**TASK INSTRUCTIONS:**
Look through the material and copy each line holding "Issuing".

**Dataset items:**
────

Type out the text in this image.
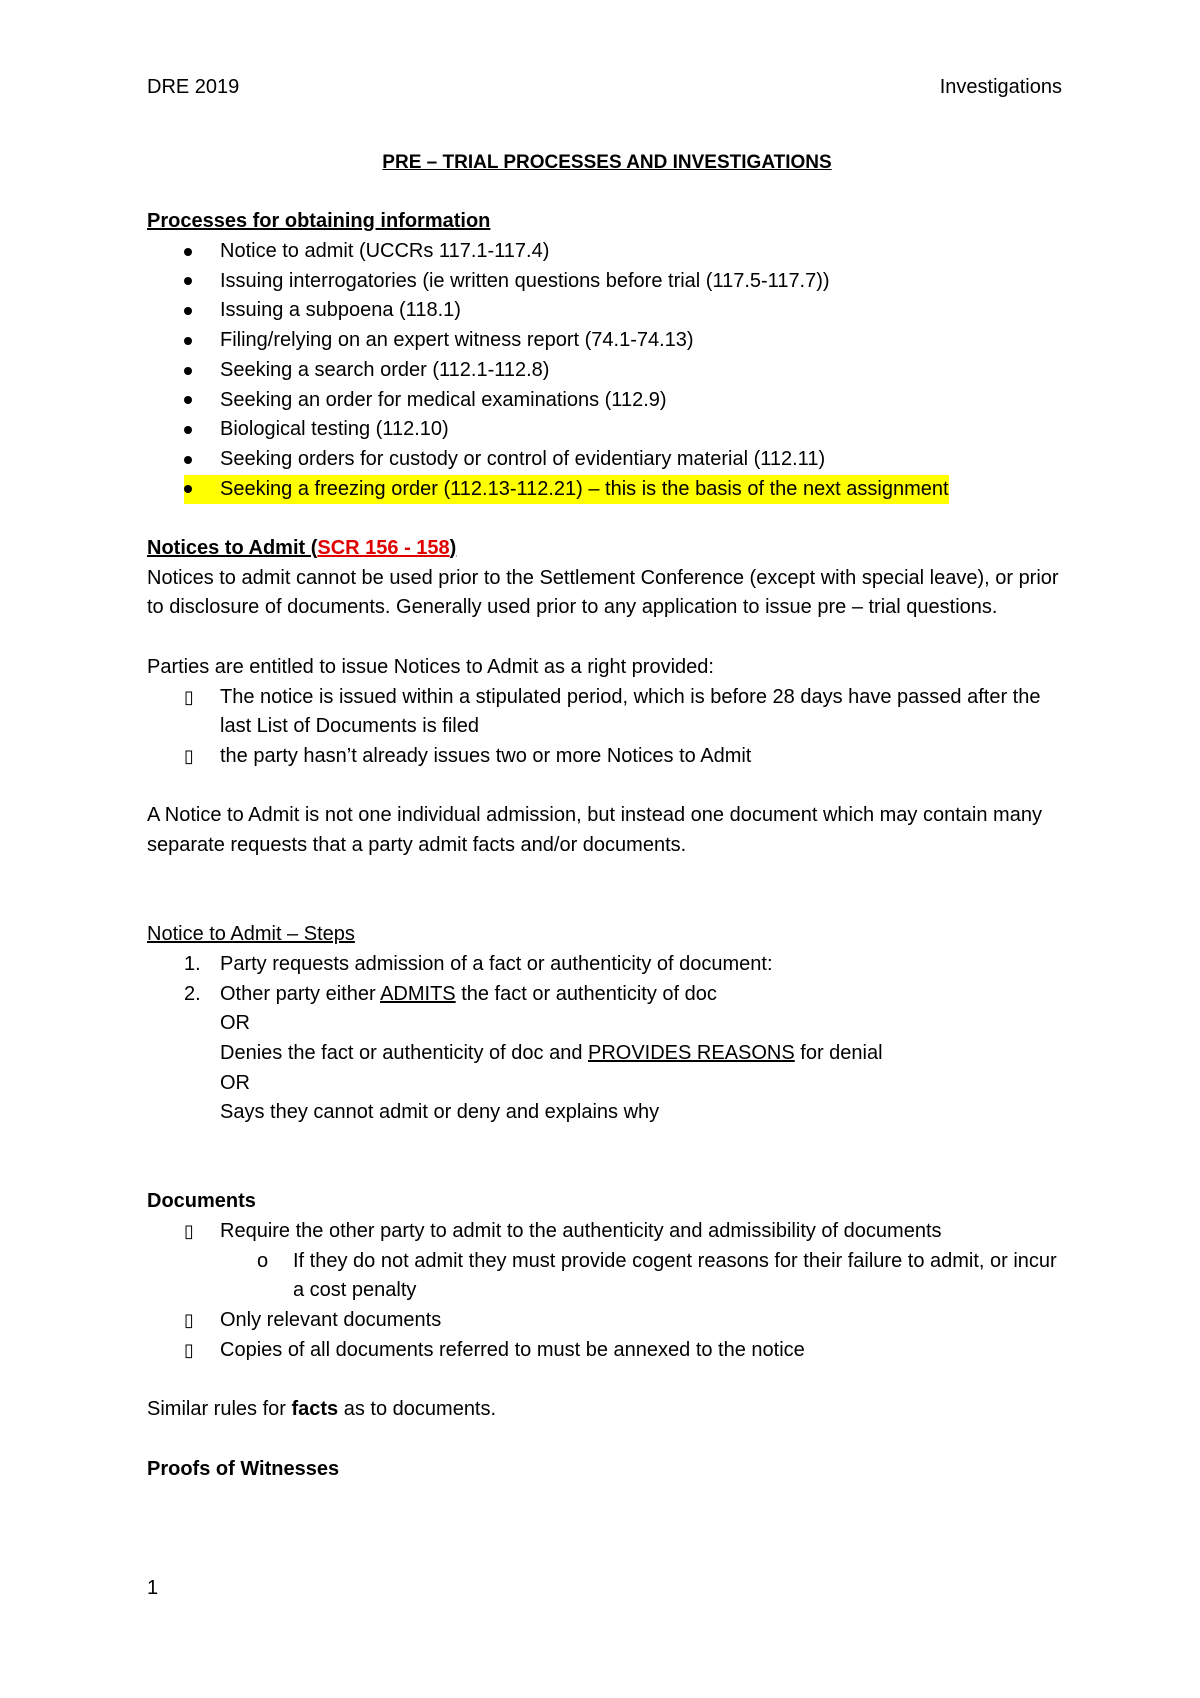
DRE 2019	Investigations
PRE – TRIAL PROCESSES AND INVESTIGATIONS
Processes for obtaining information
Notice to admit (UCCRs 117.1-117.4)
Issuing interrogatories (ie written questions before trial (117.5-117.7))
Issuing a subpoena (118.1)
Filing/relying on an expert witness report (74.1-74.13)
Seeking a search order (112.1-112.8)
Seeking an order for medical examinations (112.9)
Biological testing (112.10)
Seeking orders for custody or control of evidentiary material (112.11)
Seeking a freezing order (112.13-112.21) – this is the basis of the next assignment
Notices to Admit (SCR 156 - 158)
Notices to admit cannot be used prior to the Settlement Conference (except with special leave), or prior to disclosure of documents. Generally used prior to any application to issue pre – trial questions.
Parties are entitled to issue Notices to Admit as a right provided:
▯ The notice is issued within a stipulated period, which is before 28 days have passed after the last List of Documents is filed
▯ the party hasn’t already issues two or more Notices to Admit
A Notice to Admit is not one individual admission, but instead one document which may contain many separate requests that a party admit facts and/or documents.
Notice to Admit – Steps
1. Party requests admission of a fact or authenticity of document:
2. Other party either ADMITS the fact or authenticity of doc
OR
Denies the fact or authenticity of doc and PROVIDES REASONS for denial
OR
Says they cannot admit or deny and explains why
Documents
▯ Require the other party to admit to the authenticity and admissibility of documents
o If they do not admit they must provide cogent reasons for their failure to admit, or incur a cost penalty
▯ Only relevant documents
▯ Copies of all documents referred to must be annexed to the notice
Similar rules for facts as to documents.
Proofs of Witnesses
1
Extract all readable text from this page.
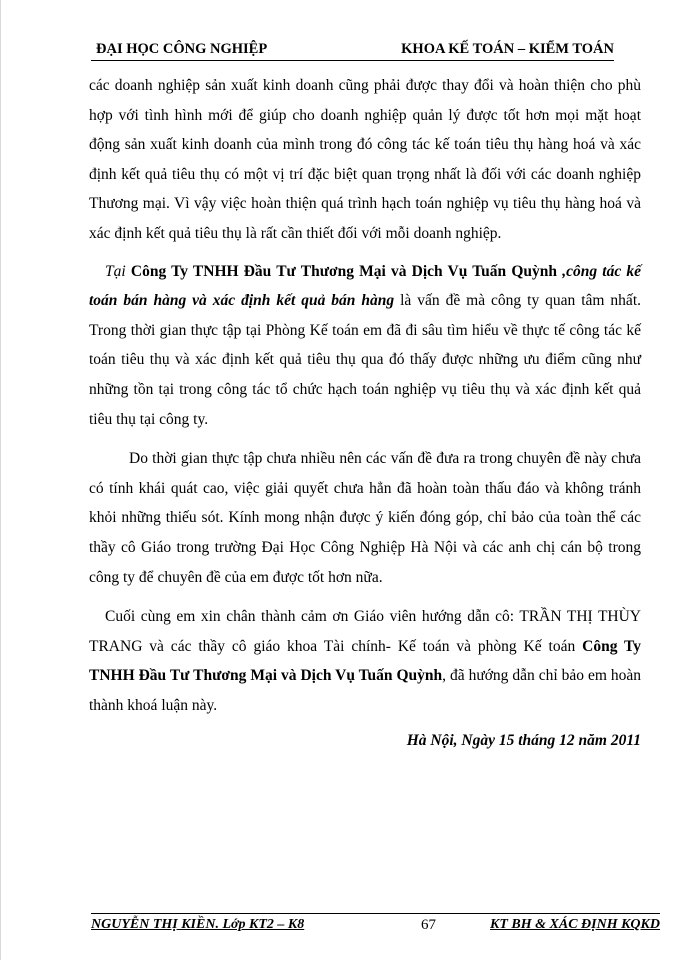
ĐẠI HỌC CÔNG NGHIỆP	KHOA KẾ TOÁN – KIỂM TOÁN

các doanh nghiệp sản xuất kinh doanh cũng phải được thay đổi và hoàn thiện cho phù hợp với tình hình mới để giúp cho doanh nghiệp quản lý được tốt hơn mọi mặt hoạt động sản xuất kinh doanh của mình trong đó công tác kế toán tiêu thụ hàng hoá và xác định kết quả tiêu thụ có một vị trí đặc biệt quan trọng nhất là đối với các doanh nghiệp Thương mại. Vì vậy việc hoàn thiện quá trình hạch toán nghiệp vụ tiêu thụ hàng hoá và xác định kết quả tiêu thụ là rất cần thiết đối với mỗi doanh nghiệp.

Tại Công Ty TNHH Đầu Tư Thương Mại và Dịch Vụ Tuấn Quỳnh ,công tác kế toán bán hàng và xác định kết quả bán hàng là vấn đề mà công ty quan tâm nhất. Trong thời gian thực tập tại Phòng Kế toán em đã đi sâu tìm hiểu về thực tế công tác kế toán tiêu thụ và xác định kết quả tiêu thụ qua đó thấy được những ưu điểm cũng như những tồn tại trong công tác tổ chức hạch toán nghiệp vụ tiêu thụ và xác định kết quả tiêu thụ tại công ty.

Do thời gian thực tập chưa nhiều nên các vấn đề đưa ra trong chuyên đề này chưa có tính khái quát cao, việc giải quyết chưa hẳn đã hoàn toàn thấu đáo và không tránh khỏi những thiếu sót. Kính mong nhận được ý kiến đóng góp, chỉ bảo của toàn thể các thầy cô Giáo trong trường Đại Học Công Nghiệp Hà Nội và các anh chị cán bộ trong công ty để chuyên đề của em được tốt hơn nữa.

Cuối cùng em xin chân thành cảm ơn Giáo viên hướng dẫn cô: TRẦN THỊ THÙY TRANG và các thầy cô giáo khoa Tài chính- Kế toán và phòng Kế toán Công Ty TNHH Đầu Tư Thương Mại và Dịch Vụ Tuấn Quỳnh, đã hướng dẫn chỉ bảo em hoàn thành khoá luận này.

Hà Nội, Ngày 15 tháng 12 năm 2011

NGUYỄN THỊ KIỀN. Lớp KT2 – K8	67	KT BH & XÁC ĐỊNH KQKD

────

**EXERCISE SOLUTION:**
Issuing interrogatories (ie written questions before trial (117.5-117.7))
Issuing a subpoena (118.1)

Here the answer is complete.